■ To do ■
Output the data below in full, byte for byte. Nothing may differ.

[Records about charts and figures]
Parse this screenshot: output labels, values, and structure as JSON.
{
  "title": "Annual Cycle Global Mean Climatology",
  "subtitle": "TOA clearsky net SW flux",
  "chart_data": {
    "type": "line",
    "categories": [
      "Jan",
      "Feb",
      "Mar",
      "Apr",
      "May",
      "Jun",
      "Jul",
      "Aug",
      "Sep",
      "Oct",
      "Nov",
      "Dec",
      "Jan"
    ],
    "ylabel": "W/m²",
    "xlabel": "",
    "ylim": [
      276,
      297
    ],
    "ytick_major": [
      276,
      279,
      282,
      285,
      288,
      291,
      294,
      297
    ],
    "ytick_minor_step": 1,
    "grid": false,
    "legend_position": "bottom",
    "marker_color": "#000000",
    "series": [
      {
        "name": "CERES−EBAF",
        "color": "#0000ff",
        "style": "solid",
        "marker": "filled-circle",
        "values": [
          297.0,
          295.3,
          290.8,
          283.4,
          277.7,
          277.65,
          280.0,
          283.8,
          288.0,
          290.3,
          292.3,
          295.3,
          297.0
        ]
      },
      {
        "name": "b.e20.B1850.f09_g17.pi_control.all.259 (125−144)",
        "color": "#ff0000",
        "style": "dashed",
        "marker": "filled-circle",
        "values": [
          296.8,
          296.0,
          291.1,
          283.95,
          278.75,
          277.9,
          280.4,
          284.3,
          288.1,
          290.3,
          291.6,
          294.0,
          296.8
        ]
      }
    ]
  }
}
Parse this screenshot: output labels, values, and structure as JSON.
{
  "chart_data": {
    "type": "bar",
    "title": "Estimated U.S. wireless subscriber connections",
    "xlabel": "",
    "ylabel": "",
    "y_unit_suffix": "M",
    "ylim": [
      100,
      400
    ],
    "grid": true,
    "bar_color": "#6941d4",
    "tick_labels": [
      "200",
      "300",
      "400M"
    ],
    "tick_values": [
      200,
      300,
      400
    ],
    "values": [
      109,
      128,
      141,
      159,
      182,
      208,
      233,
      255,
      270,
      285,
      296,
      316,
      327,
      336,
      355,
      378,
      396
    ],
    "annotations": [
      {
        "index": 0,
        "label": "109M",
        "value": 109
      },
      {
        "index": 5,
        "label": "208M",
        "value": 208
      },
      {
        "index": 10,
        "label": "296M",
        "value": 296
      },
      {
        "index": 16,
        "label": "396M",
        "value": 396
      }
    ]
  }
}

■ Full output ■
Parse this screenshot: output labels, values, and structure as JSON.
{
  "title": "Annual Cycle Global Mean Climatology",
  "subtitle": "TOA clearsky net SW flux",
  "chart_data": {
    "type": "line",
    "categories": [
      "Jan",
      "Feb",
      "Mar",
      "Apr",
      "May",
      "Jun",
      "Jul",
      "Aug",
      "Sep",
      "Oct",
      "Nov",
      "Dec",
      "Jan"
    ],
    "ylabel": "W/m²",
    "xlabel": "",
    "ylim": [
      276,
      297
    ],
    "ytick_major": [
      276,
      279,
      282,
      285,
      288,
      291,
      294,
      297
    ],
    "ytick_minor_step": 1,
    "grid": false,
    "legend_position": "bottom",
    "marker_color": "#000000",
    "series": [
      {
        "name": "CERES−EBAF",
        "color": "#0000ff",
        "style": "solid",
        "marker": "filled-circle",
        "values": [
          297.0,
          295.3,
          290.8,
          283.4,
          277.7,
          277.65,
          280.0,
          283.8,
          288.0,
          290.3,
          292.3,
          295.3,
          297.0
        ]
      },
      {
        "name": "b.e20.B1850.f09_g17.pi_control.all.259 (125−144)",
        "color": "#ff0000",
        "style": "dashed",
        "marker": "filled-circle",
        "values": [
          296.8,
          296.0,
          291.1,
          283.95,
          278.75,
          277.9,
          280.4,
          284.3,
          288.1,
          290.3,
          291.6,
          294.0,
          296.8
        ]
      }
    ]
  }
}
Parse this screenshot: output labels, values, and structure as JSON.
{
  "chart_data": {
    "type": "bar",
    "title": "Estimated U.S. wireless subscriber connections",
    "xlabel": "",
    "ylabel": "",
    "y_unit_suffix": "M",
    "ylim": [
      100,
      400
    ],
    "grid": true,
    "bar_color": "#6941d4",
    "tick_labels": [
      "200",
      "300",
      "400M"
    ],
    "tick_values": [
      200,
      300,
      400
    ],
    "values": [
      109,
      128,
      141,
      159,
      182,
      208,
      233,
      255,
      270,
      285,
      296,
      316,
      327,
      336,
      355,
      378,
      396
    ],
    "annotations": [
      {
        "index": 0,
        "label": "109M",
        "value": 109
      },
      {
        "index": 5,
        "label": "208M",
        "value": 208
      },
      {
        "index": 10,
        "label": "296M",
        "value": 296
      },
      {
        "index": 16,
        "label": "396M",
        "value": 396
      }
    ]
  }
}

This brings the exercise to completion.